(WHAT IS ASKED)
Count the lines in the data below where the string "terbitkan" occurs, please, and give the number alone.

(RECORDED INFORMATION)
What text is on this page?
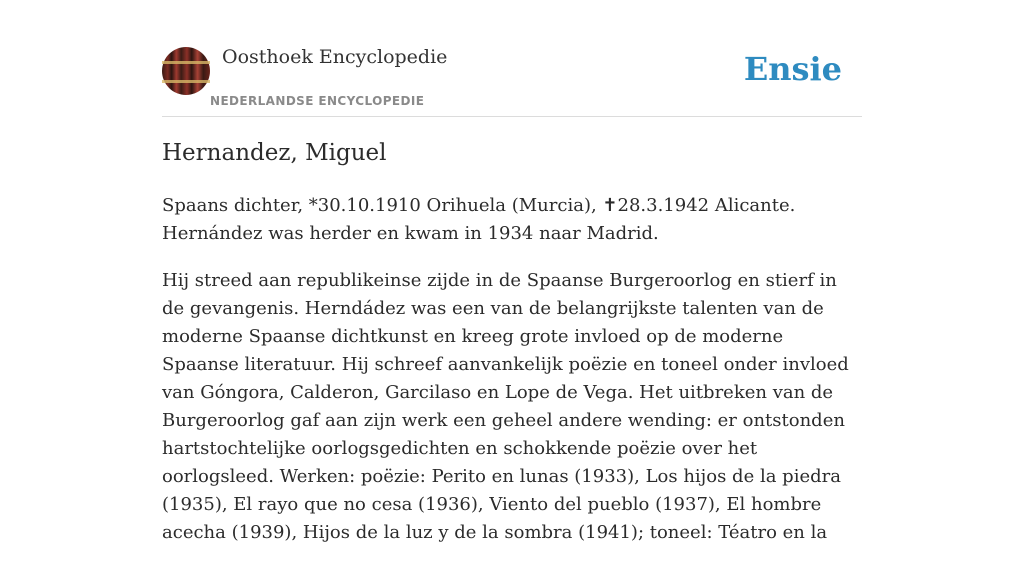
Oosthoek Encyclopedie
NEDERLANDSE ENCYCLOPEDIE
Ensie
Hernandez, Miguel

Spaans dichter, *30.10.1910 Orihuela (Murcia), ✝28.3.1942 Alicante. Hernández was herder en kwam in 1934 naar Madrid.

Hij streed aan republikeinse zijde in de Spaanse Burgeroorlog en stierf in de gevangenis. Herndádez was een van de belangrijkste talenten van de moderne Spaanse dichtkunst en kreeg grote invloed op de moderne Spaanse literatuur. Hij schreef aanvankelijk poëzie en toneel onder invloed van Góngora, Calderon, Garcilaso en Lope de Vega. Het uitbreken van de Burgeroorlog gaf aan zijn werk een geheel andere wending: er ontstonden hartstochtelijke oorlogsgedichten en schokkende poëzie over het oorlogsleed. Werken: poëzie: Perito en lunas (1933), Los hijos de la piedra (1935), El rayo que no cesa (1936), Viento del pueblo (1937), El hombre acecha (1939), Hijos de la luz y de la sombra (1941); toneel: Téatro en la
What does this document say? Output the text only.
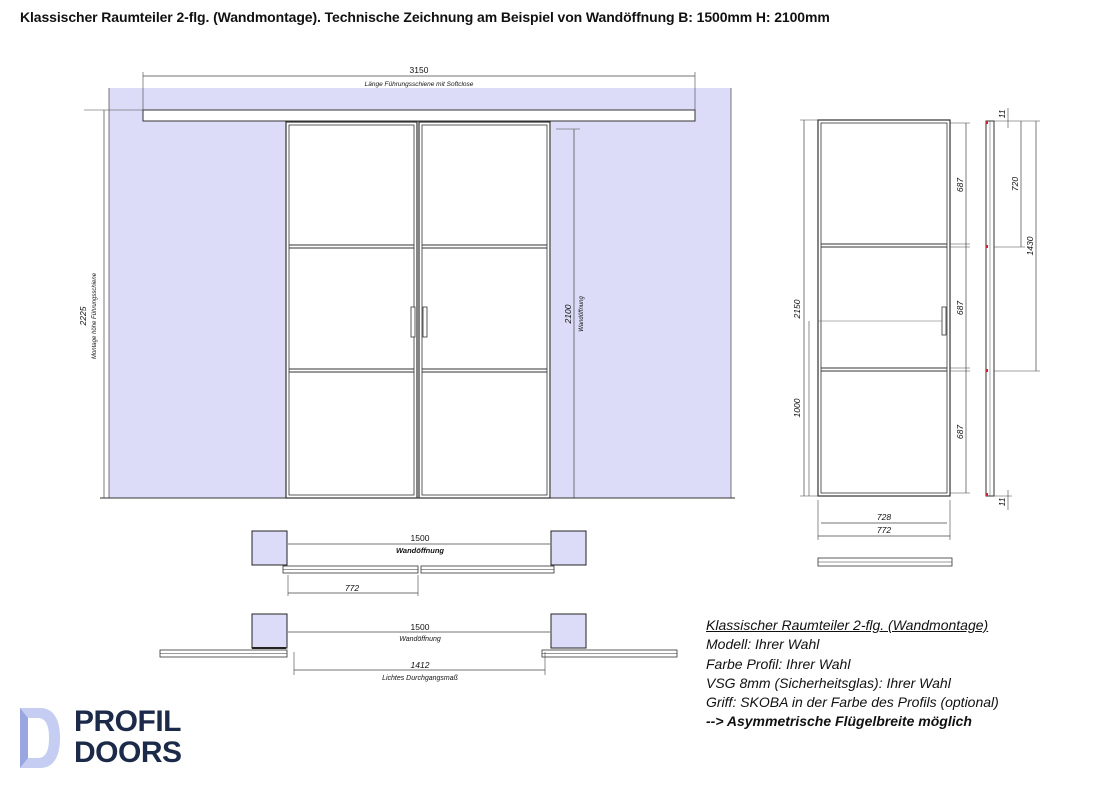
Klassischer Raumteiler 2-flg. (Wandmontage). Technische Zeichnung am Beispiel von Wandöffnung B: 1500mm H: 2100mm
3150
Länge Führungsschiene mit Softclose
2225 Montage höhe Führungsschiene	2100 Wandöffnung
1500
Wandöffnung
772
1500
Wandöffnung
1412
Lichtes Durchgangsmaß
2150
1000
687
687
687
728
772
11
720
1430
11
Klassischer Raumteiler 2-flg. (Wandmontage)
Modell: Ihrer Wahl
Farbe Profil: Ihrer Wahl
VSG 8mm (Sicherheitsglas): Ihrer Wahl
Griff: SKOBA in der Farbe des Profils (optional)
--> Asymmetrische Flügelbreite möglich
PROFIL
DOORS
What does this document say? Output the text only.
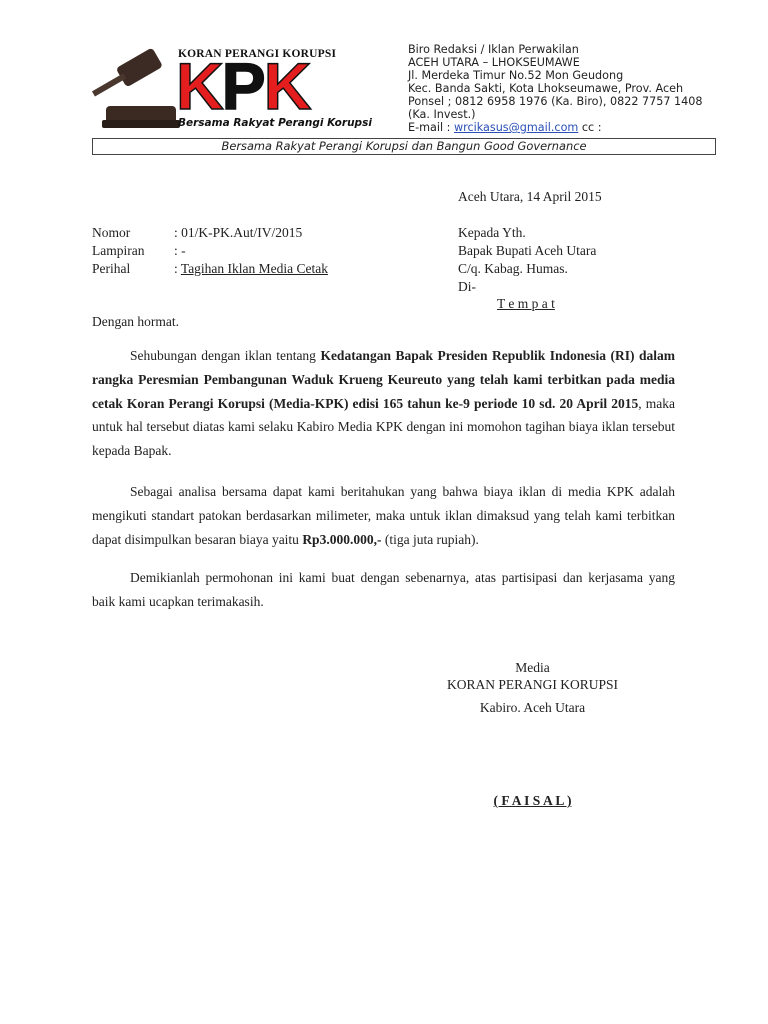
KORAN PERANGI KORUPSI
KPK
Bersama Rakyat Perangi Korupsi
Biro Redaksi / Iklan Perwakilan
ACEH UTARA – LHOKSEUMAWE
Jl. Merdeka Timur No.52 Mon Geudong
Kec. Banda Sakti, Kota Lhokseumawe, Prov. Aceh
Ponsel ; 0812 6958 1976 (Ka. Biro), 0822 7757 1408
(Ka. Invest.)
E-mail : wrcikasus@gmail.com cc :
Bersama Rakyat Perangi Korupsi dan Bangun Good Governance
Aceh Utara, 14 April 2015
Nomor	: 01/K-PK.Aut/IV/2015
Lampiran : -
Perihal	: Tagihan Iklan Media Cetak
Kepada Yth.
Bapak Bupati Aceh Utara
C/q. Kabag. Humas.
Di-
T e m p a t
Dengan hormat.
Sehubungan dengan iklan tentang Kedatangan Bapak Presiden Republik Indonesia (RI) dalam rangka Peresmian Pembangunan Waduk Krueng Keureuto yang telah kami terbitkan pada media cetak Koran Perangi Korupsi (Media-KPK) edisi 165 tahun ke-9 periode 10 sd. 20 April 2015, maka untuk hal tersebut diatas kami selaku Kabiro Media KPK dengan ini momohon tagihan biaya iklan tersebut kepada Bapak.
Sebagai analisa bersama dapat kami beritahukan yang bahwa biaya iklan di media KPK adalah mengikuti standart patokan berdasarkan milimeter, maka untuk iklan dimaksud yang telah kami terbitkan dapat disimpulkan besaran biaya yaitu Rp3.000.000,- (tiga juta rupiah).
Demikianlah permohonan ini kami buat dengan sebenarnya, atas partisipasi dan kerjasama yang baik kami ucapkan terimakasih.
Media
KORAN PERANGI KORUPSI
Kabiro. Aceh Utara
( F A I S A L )
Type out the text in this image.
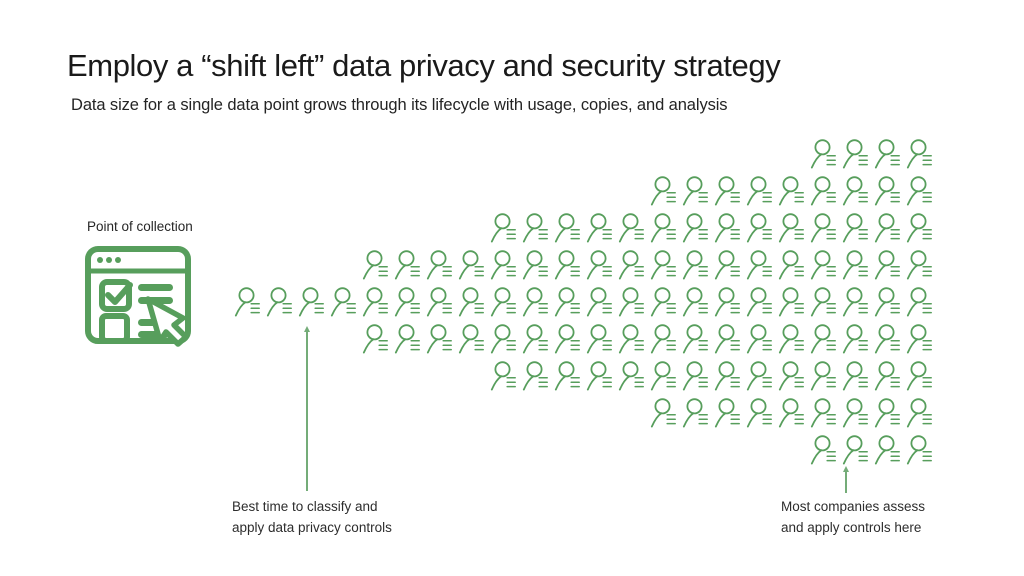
Employ a “shift left” data privacy and security strategy
Data size for a single data point grows through its lifecycle with usage, copies, and analysis
Point of collection
Best time to classify and
apply data privacy controls
Most companies assess
and apply controls here
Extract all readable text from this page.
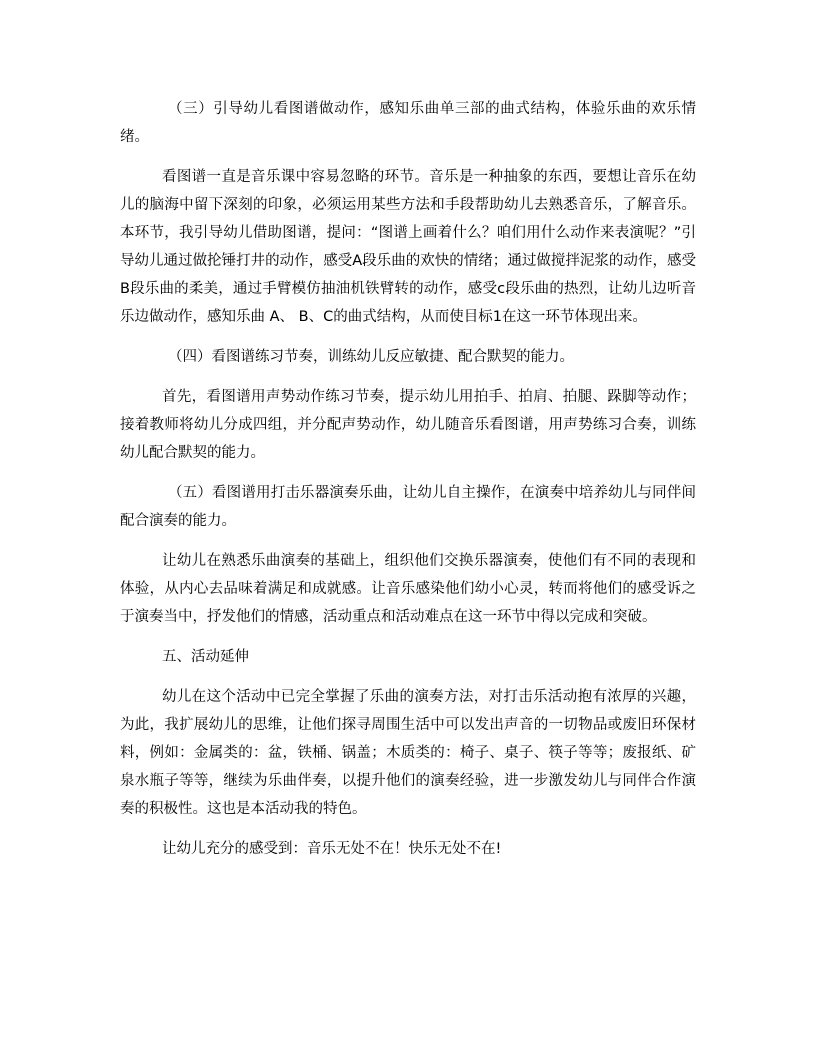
（三）引导幼儿看图谱做动作，感知乐曲单三部的曲式结构，体验乐曲的欢乐情绪。

看图谱一直是音乐课中容易忽略的环节。音乐是一种抽象的东西，要想让音乐在幼儿的脑海中留下深刻的印象，必须运用某些方法和手段帮助幼儿去熟悉音乐，了解音乐。本环节，我引导幼儿借助图谱，提问：“图谱上画着什么？咱们用什么动作来表演呢？”引导幼儿通过做抡锤打井的动作，感受A段乐曲的欢快的情绪；通过做搅拌泥浆的动作，感受B段乐曲的柔美，通过手臂模仿抽油机铁臂转的动作，感受c段乐曲的热烈，让幼儿边听音乐边做动作，感知乐曲 A、 B、C的曲式结构，从而使目标1在这一环节体现出来。

（四）看图谱练习节奏，训练幼儿反应敏捷、配合默契的能力。

首先，看图谱用声势动作练习节奏，提示幼儿用拍手、拍肩、拍腿、跺脚等动作；接着教师将幼儿分成四组，并分配声势动作，幼儿随音乐看图谱，用声势练习合奏，训练幼儿配合默契的能力。

（五）看图谱用打击乐器演奏乐曲，让幼儿自主操作，在演奏中培养幼儿与同伴间配合演奏的能力。

让幼儿在熟悉乐曲演奏的基础上，组织他们交换乐器演奏，使他们有不同的表现和体验，从内心去品味着满足和成就感。让音乐感染他们幼小心灵，转而将他们的感受诉之于演奏当中，抒发他们的情感，活动重点和活动难点在这一环节中得以完成和突破。

五、活动延伸

幼儿在这个活动中已完全掌握了乐曲的演奏方法，对打击乐活动抱有浓厚的兴趣，为此，我扩展幼儿的思维，让他们探寻周围生活中可以发出声音的一切物品或废旧环保材料，例如：金属类的：盆，铁桶、锅盖；木质类的：椅子、桌子、筷子等等；废报纸、矿泉水瓶子等等，继续为乐曲伴奏，以提升他们的演奏经验，进一步激发幼儿与同伴合作演奏的积极性。这也是本活动我的特色。

让幼儿充分的感受到：音乐无处不在！快乐无处不在!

(FINISHED EXERCISE)
2